TASK REQUIREMENTS:
Restate every entry word for word.

────────

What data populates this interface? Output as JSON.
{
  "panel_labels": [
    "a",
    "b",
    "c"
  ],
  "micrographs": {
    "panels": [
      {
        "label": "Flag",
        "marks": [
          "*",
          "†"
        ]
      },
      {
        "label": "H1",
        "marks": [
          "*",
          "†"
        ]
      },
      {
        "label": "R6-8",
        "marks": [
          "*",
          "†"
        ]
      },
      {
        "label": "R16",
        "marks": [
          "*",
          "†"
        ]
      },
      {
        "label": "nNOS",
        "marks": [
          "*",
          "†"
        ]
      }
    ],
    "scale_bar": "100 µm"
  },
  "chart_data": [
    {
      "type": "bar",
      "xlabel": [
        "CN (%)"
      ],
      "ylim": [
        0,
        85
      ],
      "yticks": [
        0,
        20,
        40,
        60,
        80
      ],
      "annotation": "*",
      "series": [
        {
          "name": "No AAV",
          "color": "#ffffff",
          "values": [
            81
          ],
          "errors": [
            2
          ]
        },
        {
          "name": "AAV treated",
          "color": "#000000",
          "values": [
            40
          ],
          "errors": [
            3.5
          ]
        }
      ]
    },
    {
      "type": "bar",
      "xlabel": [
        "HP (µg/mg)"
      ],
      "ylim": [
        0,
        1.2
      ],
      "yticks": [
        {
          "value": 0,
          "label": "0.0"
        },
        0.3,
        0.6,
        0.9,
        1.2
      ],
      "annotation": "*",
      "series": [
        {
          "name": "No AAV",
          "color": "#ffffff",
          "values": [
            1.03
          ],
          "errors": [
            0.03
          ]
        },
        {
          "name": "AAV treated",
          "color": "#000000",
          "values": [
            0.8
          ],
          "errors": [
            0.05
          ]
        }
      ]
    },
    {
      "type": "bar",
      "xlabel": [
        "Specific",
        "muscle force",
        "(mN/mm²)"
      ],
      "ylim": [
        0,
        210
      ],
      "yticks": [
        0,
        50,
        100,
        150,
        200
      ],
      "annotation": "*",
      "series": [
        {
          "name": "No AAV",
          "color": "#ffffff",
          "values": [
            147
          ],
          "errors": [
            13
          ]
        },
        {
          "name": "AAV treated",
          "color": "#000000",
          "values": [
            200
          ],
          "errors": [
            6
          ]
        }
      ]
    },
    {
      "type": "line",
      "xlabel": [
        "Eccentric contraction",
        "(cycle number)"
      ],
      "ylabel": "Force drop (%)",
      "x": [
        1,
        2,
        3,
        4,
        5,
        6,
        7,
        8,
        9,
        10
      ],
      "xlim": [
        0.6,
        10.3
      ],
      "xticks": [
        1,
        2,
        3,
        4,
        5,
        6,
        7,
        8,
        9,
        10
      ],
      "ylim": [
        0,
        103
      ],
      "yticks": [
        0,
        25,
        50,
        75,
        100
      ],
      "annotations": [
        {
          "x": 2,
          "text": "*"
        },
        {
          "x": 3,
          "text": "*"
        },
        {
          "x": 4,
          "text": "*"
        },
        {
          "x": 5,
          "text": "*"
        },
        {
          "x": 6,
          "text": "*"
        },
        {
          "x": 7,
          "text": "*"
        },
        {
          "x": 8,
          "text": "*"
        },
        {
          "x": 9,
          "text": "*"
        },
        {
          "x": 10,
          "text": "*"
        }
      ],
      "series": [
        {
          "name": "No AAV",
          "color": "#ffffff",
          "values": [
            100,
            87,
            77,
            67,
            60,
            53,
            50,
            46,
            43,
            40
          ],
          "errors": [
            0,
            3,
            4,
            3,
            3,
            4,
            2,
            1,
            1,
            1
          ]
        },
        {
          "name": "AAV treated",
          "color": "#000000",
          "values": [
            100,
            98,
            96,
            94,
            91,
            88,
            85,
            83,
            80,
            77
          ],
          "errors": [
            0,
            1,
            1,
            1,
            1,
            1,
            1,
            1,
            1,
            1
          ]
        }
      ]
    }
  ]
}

────────

EXERCISE OUTPUT:
What data populates this interface? Output as JSON.
{
  "panel_labels": [
    "a",
    "b",
    "c"
  ],
  "micrographs": {
    "panels": [
      {
        "label": "Flag",
        "marks": [
          "*",
          "†"
        ]
      },
      {
        "label": "H1",
        "marks": [
          "*",
          "†"
        ]
      },
      {
        "label": "R6-8",
        "marks": [
          "*",
          "†"
        ]
      },
      {
        "label": "R16",
        "marks": [
          "*",
          "†"
        ]
      },
      {
        "label": "nNOS",
        "marks": [
          "*",
          "†"
        ]
      }
    ],
    "scale_bar": "100 µm"
  },
  "chart_data": [
    {
      "type": "bar",
      "xlabel": [
        "CN (%)"
      ],
      "ylim": [
        0,
        85
      ],
      "yticks": [
        0,
        20,
        40,
        60,
        80
      ],
      "annotation": "*",
      "series": [
        {
          "name": "No AAV",
          "color": "#ffffff",
          "values": [
            81
          ],
          "errors": [
            2
          ]
        },
        {
          "name": "AAV treated",
          "color": "#000000",
          "values": [
            40
          ],
          "errors": [
            3.5
          ]
        }
      ]
    },
    {
      "type": "bar",
      "xlabel": [
        "HP (µg/mg)"
      ],
      "ylim": [
        0,
        1.2
      ],
      "yticks": [
        {
          "value": 0,
          "label": "0.0"
        },
        0.3,
        0.6,
        0.9,
        1.2
      ],
      "annotation": "*",
      "series": [
        {
          "name": "No AAV",
          "color": "#ffffff",
          "values": [
            1.03
          ],
          "errors": [
            0.03
          ]
        },
        {
          "name": "AAV treated",
          "color": "#000000",
          "values": [
            0.8
          ],
          "errors": [
            0.05
          ]
        }
      ]
    },
    {
      "type": "bar",
      "xlabel": [
        "Specific",
        "muscle force",
        "(mN/mm²)"
      ],
      "ylim": [
        0,
        210
      ],
      "yticks": [
        0,
        50,
        100,
        150,
        200
      ],
      "annotation": "*",
      "series": [
        {
          "name": "No AAV",
          "color": "#ffffff",
          "values": [
            147
          ],
          "errors": [
            13
          ]
        },
        {
          "name": "AAV treated",
          "color": "#000000",
          "values": [
            200
          ],
          "errors": [
            6
          ]
        }
      ]
    },
    {
      "type": "line",
      "xlabel": [
        "Eccentric contraction",
        "(cycle number)"
      ],
      "ylabel": "Force drop (%)",
      "x": [
        1,
        2,
        3,
        4,
        5,
        6,
        7,
        8,
        9,
        10
      ],
      "xlim": [
        0.6,
        10.3
      ],
      "xticks": [
        1,
        2,
        3,
        4,
        5,
        6,
        7,
        8,
        9,
        10
      ],
      "ylim": [
        0,
        103
      ],
      "yticks": [
        0,
        25,
        50,
        75,
        100
      ],
      "annotations": [
        {
          "x": 2,
          "text": "*"
        },
        {
          "x": 3,
          "text": "*"
        },
        {
          "x": 4,
          "text": "*"
        },
        {
          "x": 5,
          "text": "*"
        },
        {
          "x": 6,
          "text": "*"
        },
        {
          "x": 7,
          "text": "*"
        },
        {
          "x": 8,
          "text": "*"
        },
        {
          "x": 9,
          "text": "*"
        },
        {
          "x": 10,
          "text": "*"
        }
      ],
      "series": [
        {
          "name": "No AAV",
          "color": "#ffffff",
          "values": [
            100,
            87,
            77,
            67,
            60,
            53,
            50,
            46,
            43,
            40
          ],
          "errors": [
            0,
            3,
            4,
            3,
            3,
            4,
            2,
            1,
            1,
            1
          ]
        },
        {
          "name": "AAV treated",
          "color": "#000000",
          "values": [
            100,
            98,
            96,
            94,
            91,
            88,
            85,
            83,
            80,
            77
          ],
          "errors": [
            0,
            1,
            1,
            1,
            1,
            1,
            1,
            1,
            1,
            1
          ]
        }
      ]
    }
  ]
}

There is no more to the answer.